┌────────
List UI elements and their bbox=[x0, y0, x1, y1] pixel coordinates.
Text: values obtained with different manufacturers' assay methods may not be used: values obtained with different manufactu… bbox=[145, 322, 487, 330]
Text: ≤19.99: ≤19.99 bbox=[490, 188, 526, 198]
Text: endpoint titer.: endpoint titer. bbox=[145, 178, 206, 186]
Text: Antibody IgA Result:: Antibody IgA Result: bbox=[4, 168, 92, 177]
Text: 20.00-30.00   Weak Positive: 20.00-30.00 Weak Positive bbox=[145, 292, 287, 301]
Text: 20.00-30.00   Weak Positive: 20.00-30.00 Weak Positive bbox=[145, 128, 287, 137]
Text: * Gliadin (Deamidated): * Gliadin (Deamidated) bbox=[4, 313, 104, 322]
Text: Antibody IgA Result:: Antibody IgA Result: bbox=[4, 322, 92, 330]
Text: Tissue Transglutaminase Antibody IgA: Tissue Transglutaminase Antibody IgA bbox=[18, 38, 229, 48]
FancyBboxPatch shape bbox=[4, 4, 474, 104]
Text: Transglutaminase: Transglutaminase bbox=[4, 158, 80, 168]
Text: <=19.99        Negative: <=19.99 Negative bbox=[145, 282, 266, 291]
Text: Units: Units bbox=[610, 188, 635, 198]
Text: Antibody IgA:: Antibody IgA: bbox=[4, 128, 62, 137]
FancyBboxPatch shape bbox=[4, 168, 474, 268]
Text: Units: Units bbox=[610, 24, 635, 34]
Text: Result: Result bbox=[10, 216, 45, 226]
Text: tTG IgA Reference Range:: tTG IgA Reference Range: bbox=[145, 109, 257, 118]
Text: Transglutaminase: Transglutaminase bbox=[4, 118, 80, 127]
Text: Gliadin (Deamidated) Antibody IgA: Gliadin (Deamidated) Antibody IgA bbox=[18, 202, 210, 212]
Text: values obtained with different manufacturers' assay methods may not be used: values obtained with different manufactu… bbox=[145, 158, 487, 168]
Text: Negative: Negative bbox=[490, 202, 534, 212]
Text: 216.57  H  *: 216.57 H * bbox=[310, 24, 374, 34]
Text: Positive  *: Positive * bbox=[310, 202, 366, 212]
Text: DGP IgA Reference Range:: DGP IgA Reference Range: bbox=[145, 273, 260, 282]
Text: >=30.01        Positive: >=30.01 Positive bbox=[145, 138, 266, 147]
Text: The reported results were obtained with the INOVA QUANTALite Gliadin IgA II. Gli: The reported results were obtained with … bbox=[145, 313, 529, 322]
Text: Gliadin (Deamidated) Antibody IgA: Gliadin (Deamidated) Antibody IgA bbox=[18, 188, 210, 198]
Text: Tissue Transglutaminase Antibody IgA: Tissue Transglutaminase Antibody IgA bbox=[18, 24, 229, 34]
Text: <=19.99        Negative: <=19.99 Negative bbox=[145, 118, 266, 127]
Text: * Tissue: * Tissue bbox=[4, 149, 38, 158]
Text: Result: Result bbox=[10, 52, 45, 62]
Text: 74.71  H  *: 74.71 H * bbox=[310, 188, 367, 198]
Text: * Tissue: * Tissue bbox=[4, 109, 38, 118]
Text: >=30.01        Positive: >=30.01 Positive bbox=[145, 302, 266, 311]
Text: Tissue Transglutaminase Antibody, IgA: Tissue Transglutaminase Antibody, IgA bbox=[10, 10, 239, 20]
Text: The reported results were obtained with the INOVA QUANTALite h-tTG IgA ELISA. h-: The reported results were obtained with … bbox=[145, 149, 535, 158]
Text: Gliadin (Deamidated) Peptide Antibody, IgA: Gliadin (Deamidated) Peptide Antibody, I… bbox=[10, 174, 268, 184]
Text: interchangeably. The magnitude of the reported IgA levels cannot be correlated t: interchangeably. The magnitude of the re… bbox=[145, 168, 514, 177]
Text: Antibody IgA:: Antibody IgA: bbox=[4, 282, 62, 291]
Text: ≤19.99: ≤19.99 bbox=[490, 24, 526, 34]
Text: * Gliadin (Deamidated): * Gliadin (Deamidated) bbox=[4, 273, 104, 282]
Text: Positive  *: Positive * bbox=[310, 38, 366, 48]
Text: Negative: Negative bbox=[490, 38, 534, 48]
└────────
**Action item:**
All records above are to be printed exactly, with nothing omitted.

**Expected output:**
List UI elements and their bbox=[x0, y0, x1, y1] pixel coordinates.
Text: values obtained with different manufacturers' assay methods may not be used: values obtained with different manufactu… bbox=[145, 322, 487, 330]
Text: ≤19.99: ≤19.99 bbox=[490, 188, 526, 198]
Text: endpoint titer.: endpoint titer. bbox=[145, 178, 206, 186]
Text: Antibody IgA Result:: Antibody IgA Result: bbox=[4, 168, 92, 177]
Text: 20.00-30.00   Weak Positive: 20.00-30.00 Weak Positive bbox=[145, 292, 287, 301]
Text: 20.00-30.00   Weak Positive: 20.00-30.00 Weak Positive bbox=[145, 128, 287, 137]
Text: * Gliadin (Deamidated): * Gliadin (Deamidated) bbox=[4, 313, 104, 322]
Text: Antibody IgA Result:: Antibody IgA Result: bbox=[4, 322, 92, 330]
Text: Tissue Transglutaminase Antibody IgA: Tissue Transglutaminase Antibody IgA bbox=[18, 38, 229, 48]
FancyBboxPatch shape bbox=[4, 4, 474, 104]
Text: Transglutaminase: Transglutaminase bbox=[4, 158, 80, 168]
Text: <=19.99        Negative: <=19.99 Negative bbox=[145, 282, 266, 291]
Text: Units: Units bbox=[610, 188, 635, 198]
Text: Antibody IgA:: Antibody IgA: bbox=[4, 128, 62, 137]
FancyBboxPatch shape bbox=[4, 168, 474, 268]
Text: Units: Units bbox=[610, 24, 635, 34]
Text: Result: Result bbox=[10, 216, 45, 226]
Text: tTG IgA Reference Range:: tTG IgA Reference Range: bbox=[145, 109, 257, 118]
Text: Transglutaminase: Transglutaminase bbox=[4, 118, 80, 127]
Text: Gliadin (Deamidated) Antibody IgA: Gliadin (Deamidated) Antibody IgA bbox=[18, 202, 210, 212]
Text: values obtained with different manufacturers' assay methods may not be used: values obtained with different manufactu… bbox=[145, 158, 487, 168]
Text: Negative: Negative bbox=[490, 202, 534, 212]
Text: 216.57  H  *: 216.57 H * bbox=[310, 24, 374, 34]
Text: Positive  *: Positive * bbox=[310, 202, 366, 212]
Text: DGP IgA Reference Range:: DGP IgA Reference Range: bbox=[145, 273, 260, 282]
Text: >=30.01        Positive: >=30.01 Positive bbox=[145, 138, 266, 147]
Text: The reported results were obtained with the INOVA QUANTALite Gliadin IgA II. Gli: The reported results were obtained with … bbox=[145, 313, 529, 322]
Text: Gliadin (Deamidated) Antibody IgA: Gliadin (Deamidated) Antibody IgA bbox=[18, 188, 210, 198]
Text: Tissue Transglutaminase Antibody IgA: Tissue Transglutaminase Antibody IgA bbox=[18, 24, 229, 34]
Text: <=19.99        Negative: <=19.99 Negative bbox=[145, 118, 266, 127]
Text: * Tissue: * Tissue bbox=[4, 149, 38, 158]
Text: Result: Result bbox=[10, 52, 45, 62]
Text: 74.71  H  *: 74.71 H * bbox=[310, 188, 367, 198]
Text: * Tissue: * Tissue bbox=[4, 109, 38, 118]
Text: >=30.01        Positive: >=30.01 Positive bbox=[145, 302, 266, 311]
Text: Tissue Transglutaminase Antibody, IgA: Tissue Transglutaminase Antibody, IgA bbox=[10, 10, 239, 20]
Text: The reported results were obtained with the INOVA QUANTALite h-tTG IgA ELISA. h-: The reported results were obtained with … bbox=[145, 149, 535, 158]
Text: Gliadin (Deamidated) Peptide Antibody, IgA: Gliadin (Deamidated) Peptide Antibody, I… bbox=[10, 174, 268, 184]
Text: interchangeably. The magnitude of the reported IgA levels cannot be correlated t: interchangeably. The magnitude of the re… bbox=[145, 168, 514, 177]
Text: Antibody IgA:: Antibody IgA: bbox=[4, 282, 62, 291]
Text: ≤19.99: ≤19.99 bbox=[490, 24, 526, 34]
Text: * Gliadin (Deamidated): * Gliadin (Deamidated) bbox=[4, 273, 104, 282]
Text: Positive  *: Positive * bbox=[310, 38, 366, 48]
Text: Negative: Negative bbox=[490, 38, 534, 48]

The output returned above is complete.